Records from a collection
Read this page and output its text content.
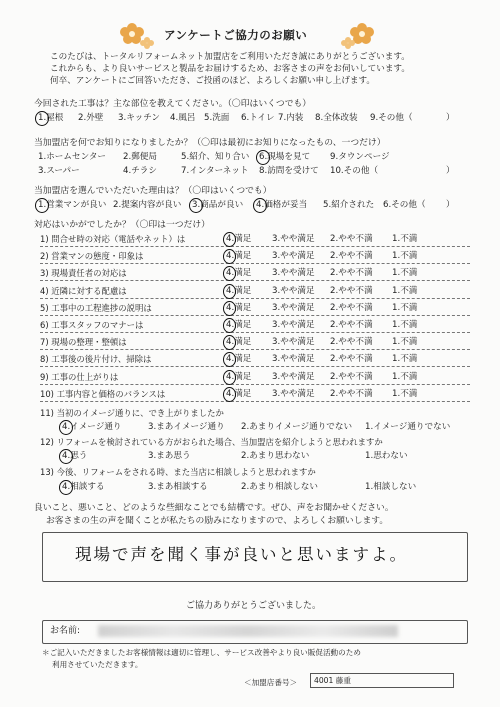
アンケートご協力のお願い
このたびは、トータルリフォームネット加盟店をご利用いただき誠にありがとうございます。
これからも、より良いサービスと製品をお届けするため、お客さまの声をお伺いしています。
何卒、アンケートにご回答いただき、ご投函のほど、よろしくお願い申し上げます。
今回された工事は？主な部位を教えてください。（〇印はいくつでも）
1.屋根 2.外壁 3.キッチン 4.風呂 5.洗面 6.トイレ 7.内装 8.全体改装 9.その他（	）
当加盟店を何でお知りになりましたか？（〇印は最初にお知りになったもの、一つだけ）
1.ホームセンター 2.郵便局	5.紹介、知り合い 6.現場を見て 9.タウンページ
3.スーパー	4.チラシ	7.インターネット 8.訪問を受けて 10.その他（	）
当加盟店を選んでいただいた理由は？（〇印はいくつでも）
1.営業マンが良い 2.提案内容が良い 3.商品が良い 4.価格が妥当 5.紹介された 6.その他（ ）
対応はいかがでしたか？（〇印は一つだけ）
11) 当初のイメージ通りに、でき上がりましたか
4.イメージ通り	3.まあイメージ通り 2.あまりイメージ通りでない 1.イメージ通りでない
12) リフォームを検討されている方がおられた場合、当加盟店を紹介しようと思われますか
4.思う	3.まあ思う	2.あまり思わない	1.思わない
13) 今後、リフォームをされる時、また当店に相談しようと思われますか
4.相談する	3.まあ相談する	2.あまり相談しない	1.相談しない
良いこと、悪いこと、どのような些細なことでも結構です。ぜひ、声をお聞かせください。
お客さまの生の声を聞くことが私たちの励みになりますので、よろしくお願いします。
現場で声を聞く事が良いと思いますよ。
ご協力ありがとうございました。
お名前:
＊ご記入いただきましたお客様情報は適切に管理し、サービス改善やより良い販促活動のため
利用させていただきます。
＜加盟店番号＞ 4001 藤重
1) 問合せ時の対応（電話やネット）は	4.満足 3.やや満足 2.やや不満 1.不満
2) 営業マンの態度・印象は	4.満足 3.やや満足 2.やや不満 1.不満
3) 現場責任者の対応は	4.満足 3.やや満足 2.やや不満 1.不満
4) 近隣に対する配慮は	4.満足 3.やや満足 2.やや不満 1.不満
5) 工事中の工程進捗の説明は	4.満足 3.やや満足 2.やや不満 1.不満
6) 工事スタッフのマナーは	4.満足 3.やや満足 2.やや不満 1.不満
7) 現場の整理・整頓は	4.満足 3.やや満足 2.やや不満 1.不満
8) 工事後の後片付け、掃除は	4.満足 3.やや満足 2.やや不満 1.不満
9) 工事の仕上がりは	4.満足 3.やや満足 2.やや不満 1.不満
10) 工事内容と価格のバランスは	4.満足 3.やや満足 2.やや不満 1.不満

AIM OF THE TASK
Every line holding "やや不満" should be copied out.

WORKED SOLUTION
1) 問合せ時の対応（電話やネット）は	4.満足 3.やや満足 2.やや不満 1.不満
2) 営業マンの態度・印象は	4.満足 3.やや満足 2.やや不満 1.不満
3) 現場責任者の対応は	4.満足 3.やや満足 2.やや不満 1.不満
4) 近隣に対する配慮は	4.満足 3.やや満足 2.やや不満 1.不満
5) 工事中の工程進捗の説明は	4.満足 3.やや満足 2.やや不満 1.不満
6) 工事スタッフのマナーは	4.満足 3.やや満足 2.やや不満 1.不満
7) 現場の整理・整頓は	4.満足 3.やや満足 2.やや不満 1.不満
8) 工事後の後片付け、掃除は	4.満足 3.やや満足 2.やや不満 1.不満
9) 工事の仕上がりは	4.満足 3.やや満足 2.やや不満 1.不満
10) 工事内容と価格のバランスは	4.満足 3.やや満足 2.やや不満 1.不満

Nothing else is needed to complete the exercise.